**What is being asked:** Pull out each line of the data that includes the word "name".

**Recorded data:**
╭──

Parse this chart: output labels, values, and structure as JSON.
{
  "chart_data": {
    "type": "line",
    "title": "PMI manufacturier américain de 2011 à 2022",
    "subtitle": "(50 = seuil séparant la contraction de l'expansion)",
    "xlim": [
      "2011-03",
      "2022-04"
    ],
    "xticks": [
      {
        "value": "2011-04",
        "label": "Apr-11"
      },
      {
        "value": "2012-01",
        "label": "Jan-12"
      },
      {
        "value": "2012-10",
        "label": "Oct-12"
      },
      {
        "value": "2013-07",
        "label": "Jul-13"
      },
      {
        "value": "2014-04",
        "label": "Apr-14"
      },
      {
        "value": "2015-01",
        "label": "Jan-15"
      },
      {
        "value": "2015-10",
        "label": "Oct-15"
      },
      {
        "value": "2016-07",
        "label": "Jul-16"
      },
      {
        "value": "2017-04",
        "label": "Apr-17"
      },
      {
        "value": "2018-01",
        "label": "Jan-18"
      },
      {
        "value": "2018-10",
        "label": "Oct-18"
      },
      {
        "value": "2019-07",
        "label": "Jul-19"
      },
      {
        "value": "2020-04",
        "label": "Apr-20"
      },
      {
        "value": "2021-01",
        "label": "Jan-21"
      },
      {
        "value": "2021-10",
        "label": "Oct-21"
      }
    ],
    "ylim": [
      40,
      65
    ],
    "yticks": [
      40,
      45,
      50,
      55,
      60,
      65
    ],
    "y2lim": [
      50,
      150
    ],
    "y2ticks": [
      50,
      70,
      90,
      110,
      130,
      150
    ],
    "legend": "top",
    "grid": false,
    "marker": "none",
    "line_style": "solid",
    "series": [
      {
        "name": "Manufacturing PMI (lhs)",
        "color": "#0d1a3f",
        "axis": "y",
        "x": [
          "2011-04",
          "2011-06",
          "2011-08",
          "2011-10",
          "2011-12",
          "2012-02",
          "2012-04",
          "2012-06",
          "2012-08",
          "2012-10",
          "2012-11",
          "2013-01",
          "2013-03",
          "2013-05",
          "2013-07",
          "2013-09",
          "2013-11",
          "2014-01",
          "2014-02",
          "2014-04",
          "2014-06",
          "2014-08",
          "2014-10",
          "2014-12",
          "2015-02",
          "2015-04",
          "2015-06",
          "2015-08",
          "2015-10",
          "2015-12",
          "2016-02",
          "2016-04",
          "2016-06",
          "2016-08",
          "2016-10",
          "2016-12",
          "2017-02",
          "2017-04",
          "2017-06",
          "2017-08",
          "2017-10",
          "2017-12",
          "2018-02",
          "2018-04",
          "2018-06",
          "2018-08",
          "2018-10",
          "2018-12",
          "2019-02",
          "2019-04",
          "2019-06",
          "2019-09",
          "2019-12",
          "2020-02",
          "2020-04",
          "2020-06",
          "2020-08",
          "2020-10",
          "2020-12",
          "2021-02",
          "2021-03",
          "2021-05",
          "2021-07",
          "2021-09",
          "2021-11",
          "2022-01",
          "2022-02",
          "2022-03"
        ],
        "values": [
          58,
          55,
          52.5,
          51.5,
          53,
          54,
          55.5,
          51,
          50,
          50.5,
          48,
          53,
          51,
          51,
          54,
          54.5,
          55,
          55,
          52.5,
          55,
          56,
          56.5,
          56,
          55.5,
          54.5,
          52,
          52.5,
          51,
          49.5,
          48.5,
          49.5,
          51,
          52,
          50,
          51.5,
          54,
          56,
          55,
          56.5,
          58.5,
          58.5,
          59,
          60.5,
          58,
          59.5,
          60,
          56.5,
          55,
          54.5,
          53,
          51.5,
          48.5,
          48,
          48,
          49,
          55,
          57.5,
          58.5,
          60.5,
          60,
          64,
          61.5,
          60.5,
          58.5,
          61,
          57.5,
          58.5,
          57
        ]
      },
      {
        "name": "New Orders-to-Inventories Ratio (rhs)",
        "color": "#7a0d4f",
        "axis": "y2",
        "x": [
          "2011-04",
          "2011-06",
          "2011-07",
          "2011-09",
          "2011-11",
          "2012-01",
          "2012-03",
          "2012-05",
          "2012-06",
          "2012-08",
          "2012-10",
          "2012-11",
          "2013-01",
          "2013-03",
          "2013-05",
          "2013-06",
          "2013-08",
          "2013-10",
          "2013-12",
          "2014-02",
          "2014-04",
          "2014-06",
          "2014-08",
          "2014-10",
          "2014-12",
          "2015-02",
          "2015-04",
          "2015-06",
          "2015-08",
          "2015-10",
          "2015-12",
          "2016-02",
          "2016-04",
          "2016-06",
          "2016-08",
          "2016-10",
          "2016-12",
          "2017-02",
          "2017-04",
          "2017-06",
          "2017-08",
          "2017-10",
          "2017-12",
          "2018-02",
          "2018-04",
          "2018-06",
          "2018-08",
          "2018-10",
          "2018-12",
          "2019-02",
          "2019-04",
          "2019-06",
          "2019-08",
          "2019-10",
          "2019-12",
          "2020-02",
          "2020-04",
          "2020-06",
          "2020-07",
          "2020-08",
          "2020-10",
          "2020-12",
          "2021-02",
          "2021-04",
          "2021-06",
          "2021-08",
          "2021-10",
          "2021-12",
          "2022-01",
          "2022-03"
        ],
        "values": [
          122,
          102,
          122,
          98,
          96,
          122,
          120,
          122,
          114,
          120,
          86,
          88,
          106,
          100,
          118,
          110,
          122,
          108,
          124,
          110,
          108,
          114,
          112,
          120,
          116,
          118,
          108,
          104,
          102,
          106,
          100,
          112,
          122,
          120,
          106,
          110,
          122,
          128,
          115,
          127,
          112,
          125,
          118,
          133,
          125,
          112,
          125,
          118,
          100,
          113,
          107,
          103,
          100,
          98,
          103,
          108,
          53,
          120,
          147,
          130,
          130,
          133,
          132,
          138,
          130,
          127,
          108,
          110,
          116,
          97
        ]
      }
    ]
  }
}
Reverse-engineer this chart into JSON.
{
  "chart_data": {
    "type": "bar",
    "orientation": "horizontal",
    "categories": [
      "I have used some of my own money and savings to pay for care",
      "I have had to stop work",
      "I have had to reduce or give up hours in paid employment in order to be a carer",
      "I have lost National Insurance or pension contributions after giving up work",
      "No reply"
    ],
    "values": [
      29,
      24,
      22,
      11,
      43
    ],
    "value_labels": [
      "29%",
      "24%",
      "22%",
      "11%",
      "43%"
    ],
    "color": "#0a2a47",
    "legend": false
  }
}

╰──

**Correct output:**
        "name": "Manufacturing PMI (lhs)",
        "name": "New Orders-to-Inventories Ratio (rhs)",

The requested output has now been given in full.